##### DATASET RECORDS
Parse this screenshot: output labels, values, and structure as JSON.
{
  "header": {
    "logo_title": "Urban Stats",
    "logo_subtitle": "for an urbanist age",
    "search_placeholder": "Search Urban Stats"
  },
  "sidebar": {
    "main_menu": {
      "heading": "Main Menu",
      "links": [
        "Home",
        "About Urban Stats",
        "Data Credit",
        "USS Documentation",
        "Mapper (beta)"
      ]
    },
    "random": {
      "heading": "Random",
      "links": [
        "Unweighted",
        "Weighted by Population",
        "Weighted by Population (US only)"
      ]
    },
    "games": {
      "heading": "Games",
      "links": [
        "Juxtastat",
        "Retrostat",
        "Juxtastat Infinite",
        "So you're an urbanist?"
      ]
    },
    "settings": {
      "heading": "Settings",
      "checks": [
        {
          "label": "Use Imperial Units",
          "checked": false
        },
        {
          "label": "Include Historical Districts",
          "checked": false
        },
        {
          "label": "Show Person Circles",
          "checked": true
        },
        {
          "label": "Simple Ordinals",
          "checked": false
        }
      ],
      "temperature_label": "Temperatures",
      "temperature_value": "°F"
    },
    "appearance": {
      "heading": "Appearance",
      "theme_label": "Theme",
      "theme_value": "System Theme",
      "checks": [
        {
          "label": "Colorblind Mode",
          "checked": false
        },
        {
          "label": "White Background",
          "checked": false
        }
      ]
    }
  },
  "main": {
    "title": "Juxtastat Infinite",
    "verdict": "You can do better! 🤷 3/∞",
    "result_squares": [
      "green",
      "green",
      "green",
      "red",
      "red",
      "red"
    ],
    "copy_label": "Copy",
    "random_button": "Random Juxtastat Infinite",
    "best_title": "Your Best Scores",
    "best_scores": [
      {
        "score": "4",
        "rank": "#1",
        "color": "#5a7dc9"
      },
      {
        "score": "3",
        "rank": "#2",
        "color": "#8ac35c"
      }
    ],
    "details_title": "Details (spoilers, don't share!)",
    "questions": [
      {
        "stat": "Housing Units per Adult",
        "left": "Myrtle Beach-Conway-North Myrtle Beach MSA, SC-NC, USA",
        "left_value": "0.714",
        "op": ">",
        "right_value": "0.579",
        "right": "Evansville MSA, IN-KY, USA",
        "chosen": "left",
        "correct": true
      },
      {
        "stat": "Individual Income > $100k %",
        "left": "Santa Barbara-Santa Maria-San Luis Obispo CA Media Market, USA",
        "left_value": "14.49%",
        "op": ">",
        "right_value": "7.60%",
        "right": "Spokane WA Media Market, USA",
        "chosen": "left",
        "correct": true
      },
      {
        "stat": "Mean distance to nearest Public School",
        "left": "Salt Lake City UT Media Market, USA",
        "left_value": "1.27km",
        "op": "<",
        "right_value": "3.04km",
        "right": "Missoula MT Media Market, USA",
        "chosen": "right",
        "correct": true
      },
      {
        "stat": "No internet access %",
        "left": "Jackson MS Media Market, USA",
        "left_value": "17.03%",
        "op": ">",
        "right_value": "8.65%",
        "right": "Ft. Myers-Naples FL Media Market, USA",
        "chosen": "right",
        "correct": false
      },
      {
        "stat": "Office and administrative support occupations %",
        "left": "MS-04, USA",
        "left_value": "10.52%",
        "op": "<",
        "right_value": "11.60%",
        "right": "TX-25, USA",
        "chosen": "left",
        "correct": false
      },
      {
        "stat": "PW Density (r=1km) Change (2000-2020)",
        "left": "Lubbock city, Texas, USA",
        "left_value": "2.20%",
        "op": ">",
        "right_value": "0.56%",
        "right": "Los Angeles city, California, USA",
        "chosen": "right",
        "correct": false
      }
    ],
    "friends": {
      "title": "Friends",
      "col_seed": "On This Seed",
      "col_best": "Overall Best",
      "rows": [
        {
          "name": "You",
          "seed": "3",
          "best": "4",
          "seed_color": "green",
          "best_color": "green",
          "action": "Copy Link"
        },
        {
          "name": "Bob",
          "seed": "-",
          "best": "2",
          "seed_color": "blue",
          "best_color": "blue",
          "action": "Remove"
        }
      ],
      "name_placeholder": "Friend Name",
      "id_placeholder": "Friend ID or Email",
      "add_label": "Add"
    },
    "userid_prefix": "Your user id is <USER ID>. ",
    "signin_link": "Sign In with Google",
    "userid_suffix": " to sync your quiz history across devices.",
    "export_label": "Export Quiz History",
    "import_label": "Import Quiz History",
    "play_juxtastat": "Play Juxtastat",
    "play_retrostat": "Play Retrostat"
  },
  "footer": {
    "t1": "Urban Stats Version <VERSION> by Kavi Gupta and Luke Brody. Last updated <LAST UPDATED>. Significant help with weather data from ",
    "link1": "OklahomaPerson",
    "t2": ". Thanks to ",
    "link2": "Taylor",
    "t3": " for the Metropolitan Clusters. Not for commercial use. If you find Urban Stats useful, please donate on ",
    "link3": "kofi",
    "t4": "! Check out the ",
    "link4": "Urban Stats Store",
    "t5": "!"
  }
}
##########
##### DATASET RECORDS
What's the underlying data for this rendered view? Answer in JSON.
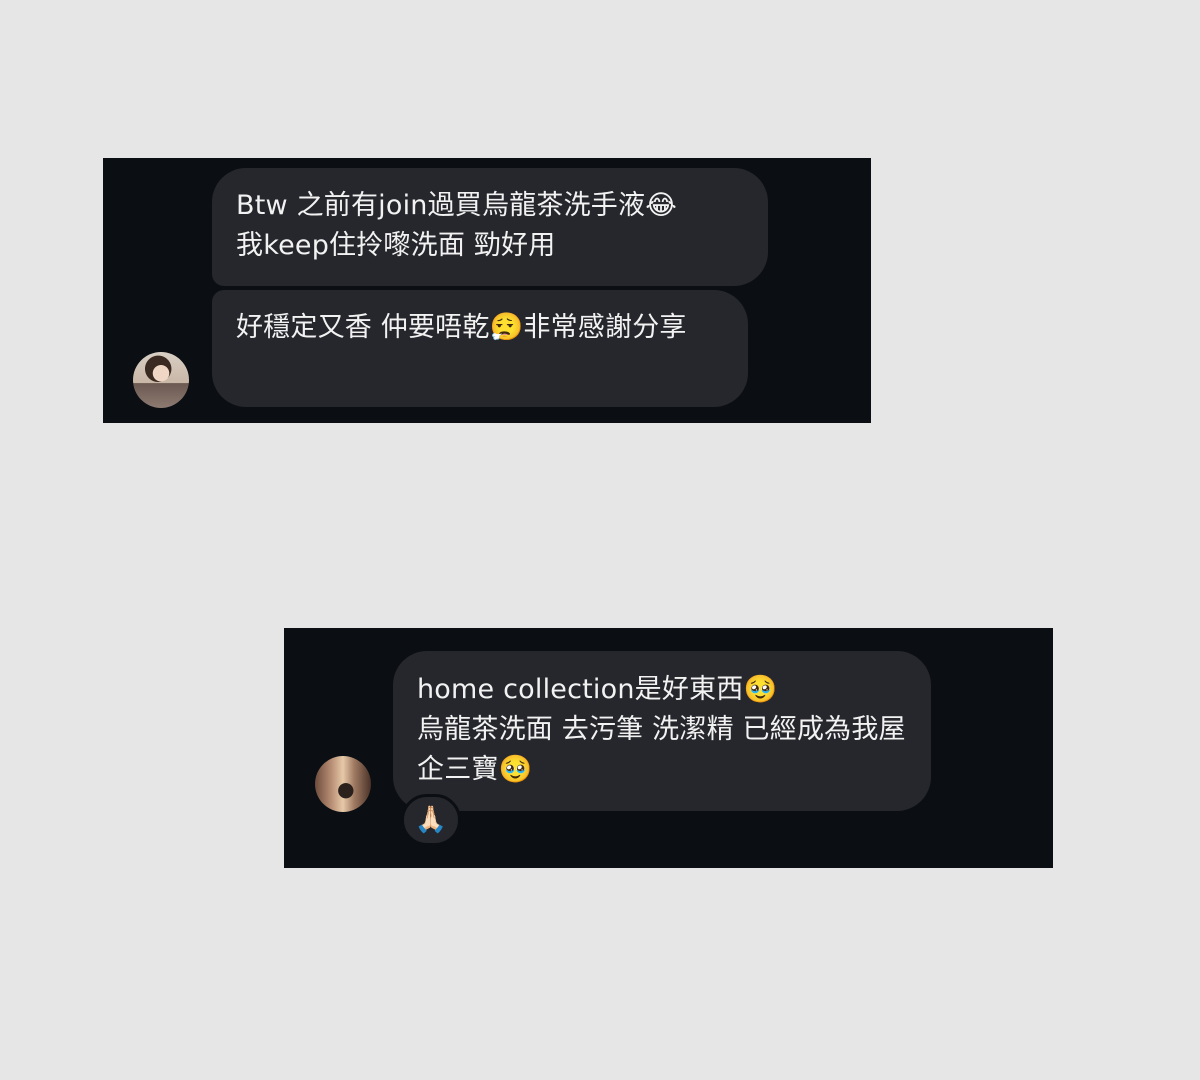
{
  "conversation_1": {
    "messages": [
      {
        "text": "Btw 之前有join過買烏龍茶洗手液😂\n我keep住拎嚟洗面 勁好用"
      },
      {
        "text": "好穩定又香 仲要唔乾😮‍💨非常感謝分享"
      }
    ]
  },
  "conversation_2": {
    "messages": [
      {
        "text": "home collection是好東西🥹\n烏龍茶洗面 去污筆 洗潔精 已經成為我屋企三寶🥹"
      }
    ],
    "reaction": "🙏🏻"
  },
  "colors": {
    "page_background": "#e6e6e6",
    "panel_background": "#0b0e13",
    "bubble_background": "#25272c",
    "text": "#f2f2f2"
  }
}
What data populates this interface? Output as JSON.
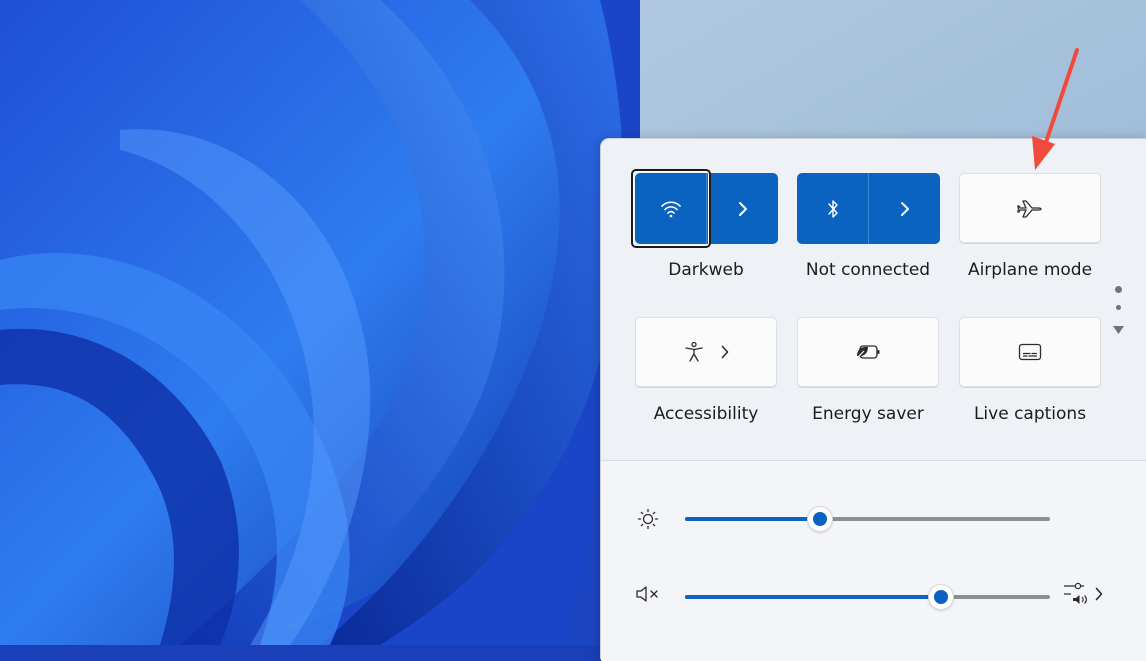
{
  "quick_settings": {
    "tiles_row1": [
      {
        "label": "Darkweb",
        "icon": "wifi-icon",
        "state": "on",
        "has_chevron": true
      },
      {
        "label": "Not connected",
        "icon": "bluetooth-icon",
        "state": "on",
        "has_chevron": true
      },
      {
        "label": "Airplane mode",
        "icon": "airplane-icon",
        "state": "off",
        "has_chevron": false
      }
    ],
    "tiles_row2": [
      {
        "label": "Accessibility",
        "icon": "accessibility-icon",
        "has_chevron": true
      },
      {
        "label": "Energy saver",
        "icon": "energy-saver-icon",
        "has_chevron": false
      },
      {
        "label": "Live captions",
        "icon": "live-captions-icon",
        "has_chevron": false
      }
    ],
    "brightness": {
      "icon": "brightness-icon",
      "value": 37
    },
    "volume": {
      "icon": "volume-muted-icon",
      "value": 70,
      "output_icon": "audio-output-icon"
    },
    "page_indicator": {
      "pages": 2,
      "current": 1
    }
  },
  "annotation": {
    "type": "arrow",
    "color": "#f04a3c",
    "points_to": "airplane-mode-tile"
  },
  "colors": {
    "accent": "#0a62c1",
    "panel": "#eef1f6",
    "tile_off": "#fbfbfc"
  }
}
##########
Collect the lines of the data that carry the word "icon".

- **FINISHED TASK**:
        "icon": "wifi-icon",
        "icon": "bluetooth-icon",
        "icon": "airplane-icon",
        "icon": "accessibility-icon",
        "icon": "energy-saver-icon",
        "icon": "live-captions-icon",
      "icon": "brightness-icon",
      "icon": "volume-muted-icon",
      "output_icon": "audio-output-icon"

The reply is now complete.